Consigne 1
Reproduisez intégralement le texte sur le choix des indicateurs de l'insécurité alimentaire.

____ Texte

Un débat exhaustif a eu lieu durant cette réunion quant au choix des indicateurs. Je ne peux que soumettre à votre attention plusieurs critères à garder à l'esprit au moment de choisir un indicateur. Le premier critère est la façon dont l'indicateur mesure ce qu'il prétend mesurer: c'est-à-dire sa validité et fiabilité. Une autre considération est la pertinence de l'indicateur pour identifier les causes de l'insécurité alimentaire. Un autre élément important est la rapidité avec laquelle l'information est fournie aux décideurs et aux personnes qui s'occupent de questions liées à la faim. Il est évident que la rapidité de production des données est fondamentale, en particulier pour l'évaluation des situations d'urgence. L'action nécessaire pour s'attaquer aux problèmes d'insécurité alimentaire peut être retardée si l'information n'est pas fournie en temps opportun aux décideurs. Une autre considération essentielle est de savoir si l'indicateur mesure et différencie l'insécurité alimentaire temporaire et l'insécurité chronique. Et, bien évidemment, le coût de l'obtention, du traitement et de la diffusion de l'information ne peut être ignoré. Les coûts de la collecte en termes de temps, d'équipement et de formation du personnel doivent être pris en compte, et les pays et les organismes doivent déterminer s'ils seront compensés par les bénéfices tirés de l'utilisation de l'indicateur en question.

________

Consigne 2
Dans les entrées, reprenez les lignes en commençant par celle qui contient « y-tick-label: 6.0% — [22, 399, 129, 452] » et en terminant par celle qui contient « x-tick-label: 2018 — [903, 1454, 1007, 1506] », en remplaçant « data-label » par « value-label » sans rien modifier d'autre. Ne donnez que ces lignes.

____ Données de l'exercice

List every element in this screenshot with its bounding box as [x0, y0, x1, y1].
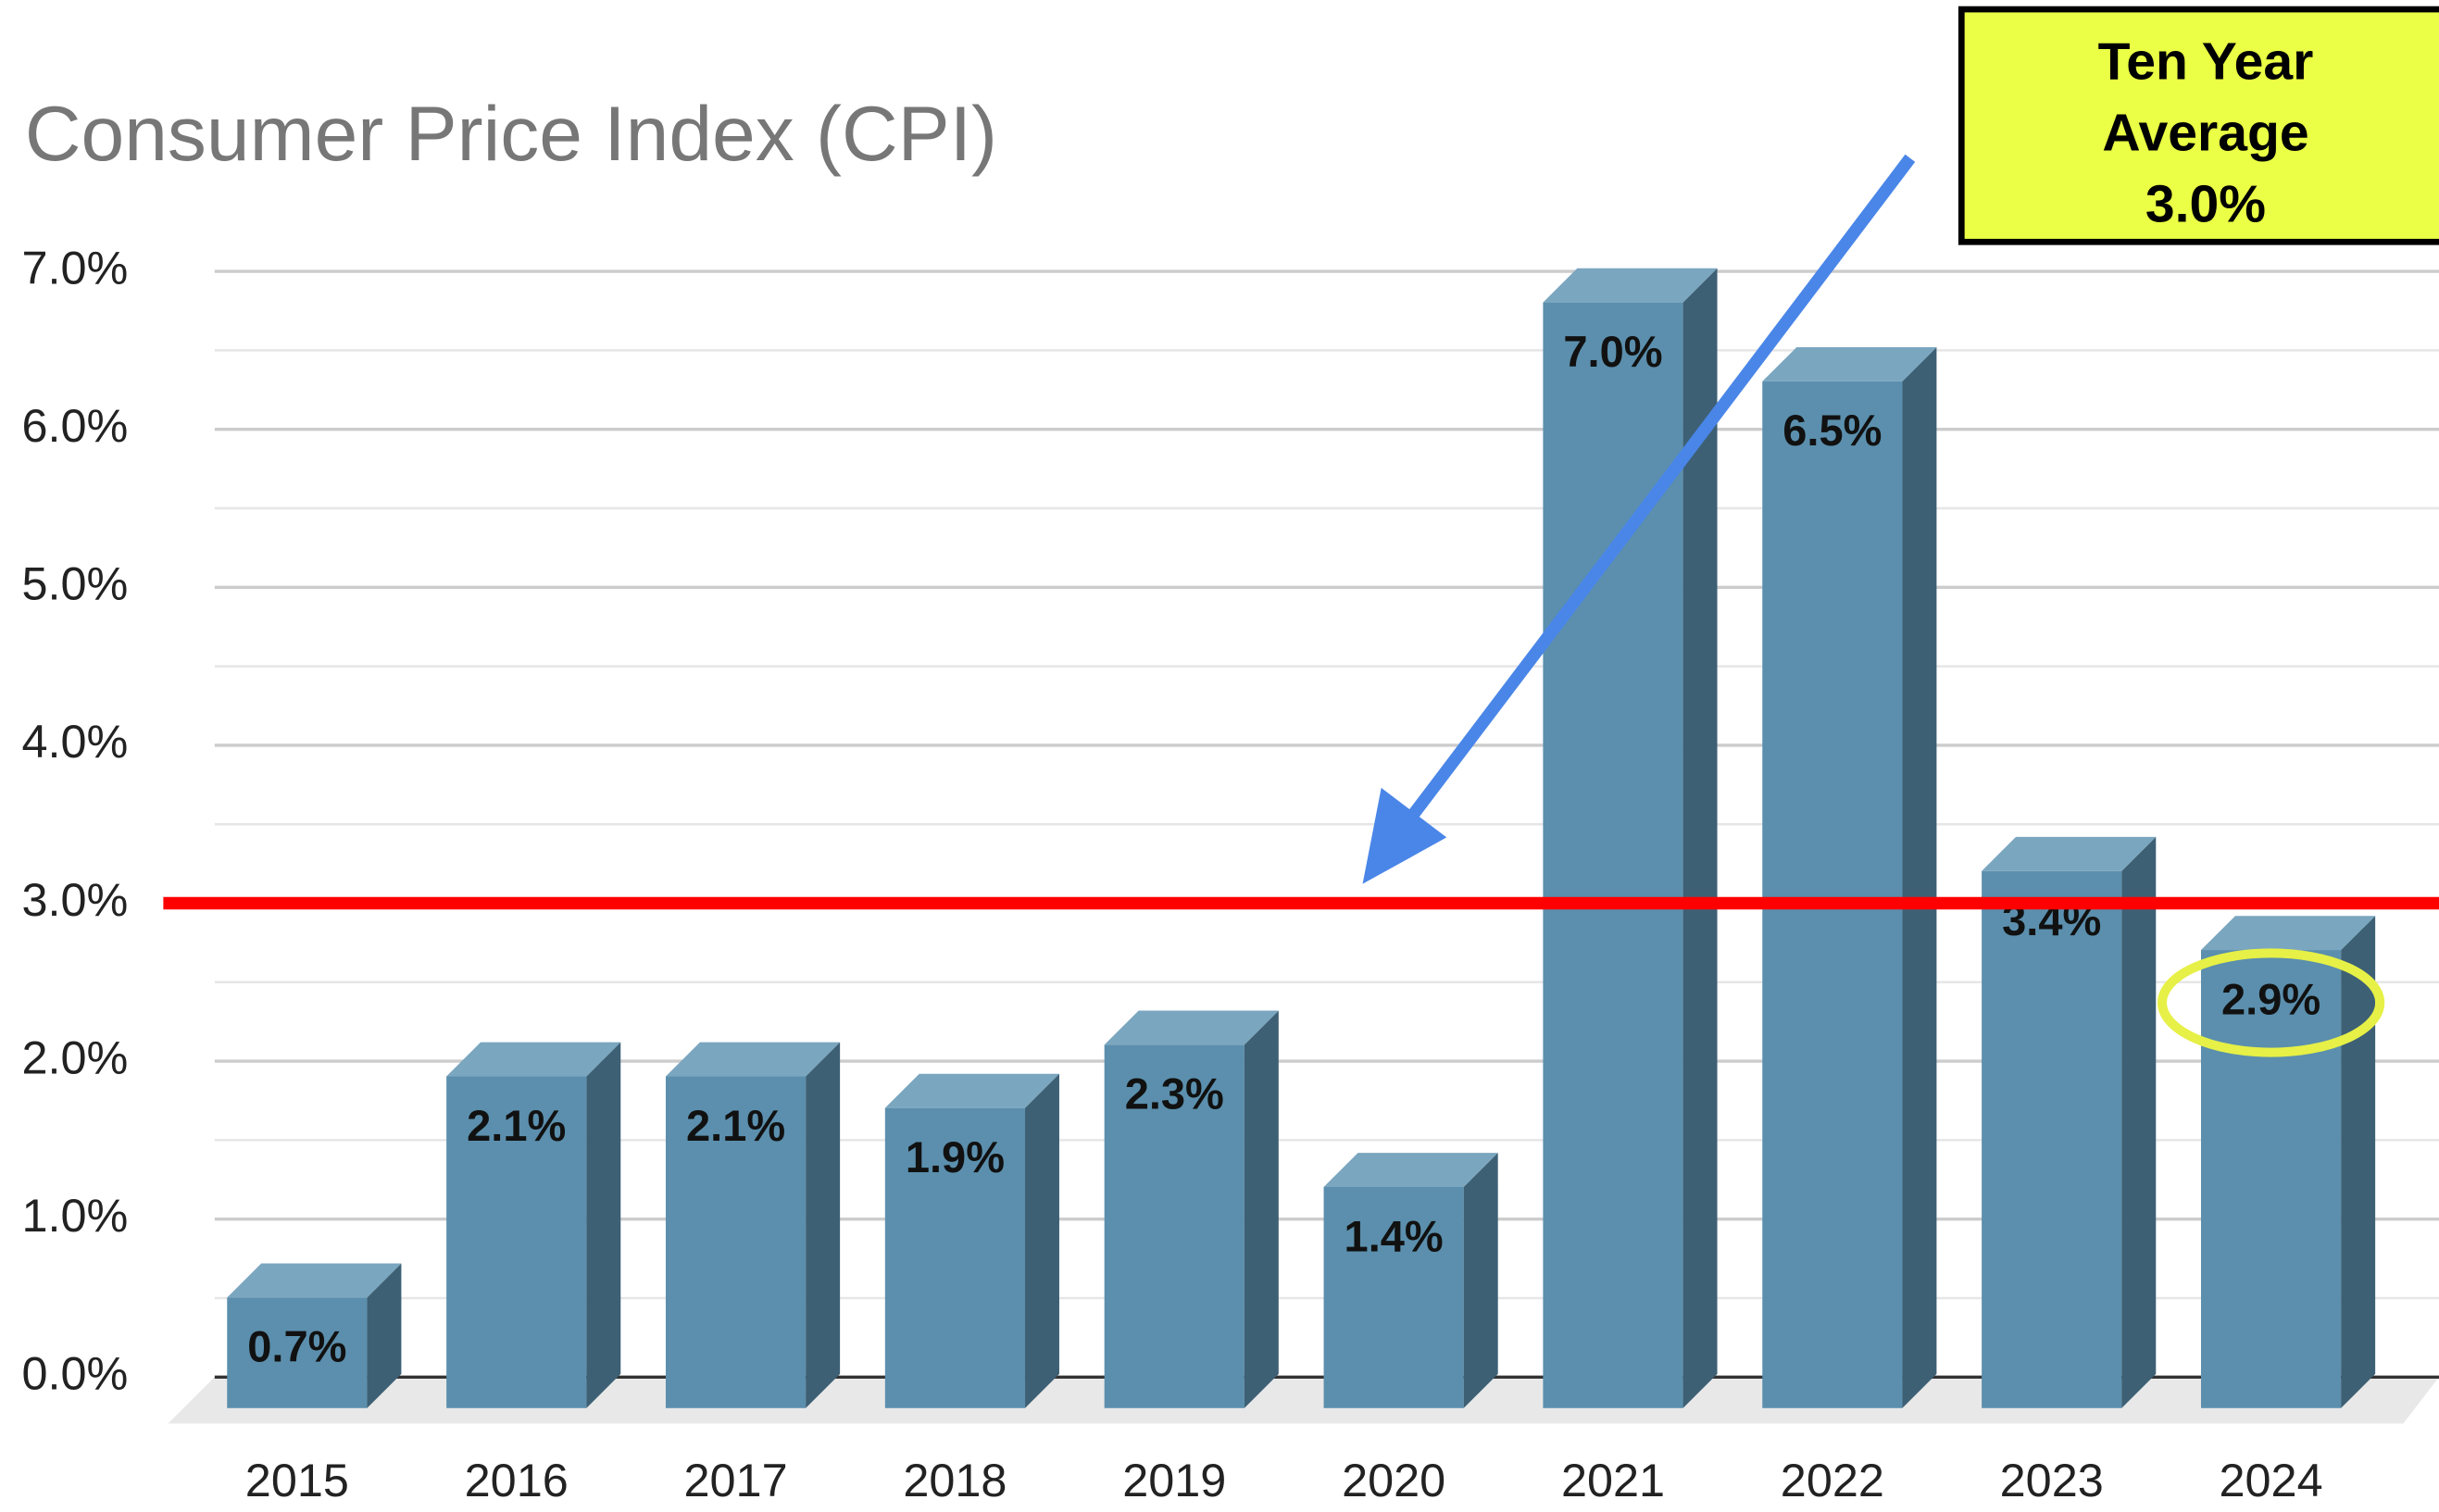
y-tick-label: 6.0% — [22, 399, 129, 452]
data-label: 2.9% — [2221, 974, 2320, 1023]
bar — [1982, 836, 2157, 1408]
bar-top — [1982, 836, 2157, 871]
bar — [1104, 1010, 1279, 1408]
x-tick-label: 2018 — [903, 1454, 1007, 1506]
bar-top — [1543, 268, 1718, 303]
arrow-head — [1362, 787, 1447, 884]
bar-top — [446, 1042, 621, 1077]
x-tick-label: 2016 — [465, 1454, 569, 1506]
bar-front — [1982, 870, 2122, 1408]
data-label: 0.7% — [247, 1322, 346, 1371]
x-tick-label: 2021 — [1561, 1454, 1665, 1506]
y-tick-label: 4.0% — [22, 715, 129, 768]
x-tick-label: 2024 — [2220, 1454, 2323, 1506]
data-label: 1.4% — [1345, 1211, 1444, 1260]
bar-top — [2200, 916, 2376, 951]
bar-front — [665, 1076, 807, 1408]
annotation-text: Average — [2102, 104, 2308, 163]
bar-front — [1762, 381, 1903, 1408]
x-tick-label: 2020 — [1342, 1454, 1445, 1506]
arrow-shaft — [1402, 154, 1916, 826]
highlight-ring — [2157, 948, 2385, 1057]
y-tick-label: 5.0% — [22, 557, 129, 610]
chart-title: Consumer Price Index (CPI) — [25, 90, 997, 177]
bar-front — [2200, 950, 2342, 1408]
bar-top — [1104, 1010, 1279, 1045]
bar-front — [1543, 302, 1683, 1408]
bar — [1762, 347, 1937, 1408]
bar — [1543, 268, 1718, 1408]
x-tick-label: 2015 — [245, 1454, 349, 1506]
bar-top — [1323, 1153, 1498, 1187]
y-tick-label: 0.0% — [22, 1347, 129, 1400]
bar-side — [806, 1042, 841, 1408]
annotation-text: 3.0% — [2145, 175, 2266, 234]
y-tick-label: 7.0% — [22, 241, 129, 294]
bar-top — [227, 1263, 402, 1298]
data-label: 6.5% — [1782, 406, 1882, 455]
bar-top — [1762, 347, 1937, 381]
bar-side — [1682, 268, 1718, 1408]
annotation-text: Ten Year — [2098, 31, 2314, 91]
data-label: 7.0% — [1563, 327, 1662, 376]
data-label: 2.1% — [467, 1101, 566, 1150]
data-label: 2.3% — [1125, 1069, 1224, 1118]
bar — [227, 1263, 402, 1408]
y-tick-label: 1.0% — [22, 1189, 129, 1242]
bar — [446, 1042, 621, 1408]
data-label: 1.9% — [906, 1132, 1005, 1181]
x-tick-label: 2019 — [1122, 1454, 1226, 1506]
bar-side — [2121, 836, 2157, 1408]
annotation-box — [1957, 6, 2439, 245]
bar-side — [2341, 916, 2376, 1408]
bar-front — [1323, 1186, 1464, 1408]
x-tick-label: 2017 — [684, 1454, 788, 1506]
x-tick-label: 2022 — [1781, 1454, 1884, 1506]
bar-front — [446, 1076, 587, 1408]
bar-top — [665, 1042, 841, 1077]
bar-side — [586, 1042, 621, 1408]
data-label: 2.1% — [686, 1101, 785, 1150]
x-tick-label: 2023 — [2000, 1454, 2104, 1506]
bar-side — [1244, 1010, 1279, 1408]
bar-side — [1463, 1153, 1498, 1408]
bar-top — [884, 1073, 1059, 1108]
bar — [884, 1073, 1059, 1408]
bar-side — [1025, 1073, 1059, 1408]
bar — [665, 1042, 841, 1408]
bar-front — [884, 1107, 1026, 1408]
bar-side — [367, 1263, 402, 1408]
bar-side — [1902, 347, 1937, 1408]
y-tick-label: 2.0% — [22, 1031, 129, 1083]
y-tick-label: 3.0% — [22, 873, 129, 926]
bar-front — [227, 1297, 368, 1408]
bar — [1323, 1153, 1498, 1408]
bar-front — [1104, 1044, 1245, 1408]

________

Réponse finale 1
Un débat exhaustif a eu lieu durant cette réunion quant au choix des indicateurs. Je ne peux que soumettre à votre attention plusieurs critères à garder à l'esprit au moment de choisir un indicateur. Le premier critère est la façon dont l'indicateur mesure ce qu'il prétend mesurer: c'est-à-dire sa validité et fiabilité. Une autre considération est la pertinence de l'indicateur pour identifier les causes de l'insécurité alimentaire. Un autre élément important est la rapidité avec laquelle l'information est fournie aux décideurs et aux personnes qui s'occupent de questions liées à la faim. Il est évident que la rapidité de production des données est fondamentale, en particulier pour l'évaluation des situations d'urgence. L'action nécessaire pour s'attaquer aux problèmes d'insécurité alimentaire peut être retardée si l'information n'est pas fournie en temps opportun aux décideurs. Une autre considération essentielle est de savoir si l'indicateur mesure et différencie l'insécurité alimentaire temporaire et l'insécurité chronique. Et, bien évidemment, le coût de l'obtention, du traitement et de la diffusion de l'information ne peut être ignoré. Les coûts de la collecte en termes de temps, d'équipement et de formation du personnel doivent être pris en compte, et les pays et les organismes doivent déterminer s'ils seront compensés par les bénéfices tirés de l'utilisation de l'indicateur en question.

Réponse finale 2
y-tick-label: 6.0% — [22, 399, 129, 452]
value-label: 2.9% — [2221, 974, 2320, 1023]
bar — [1982, 836, 2157, 1408]
bar-top — [1982, 836, 2157, 871]
bar — [1104, 1010, 1279, 1408]
x-tick-label: 2018 — [903, 1454, 1007, 1506]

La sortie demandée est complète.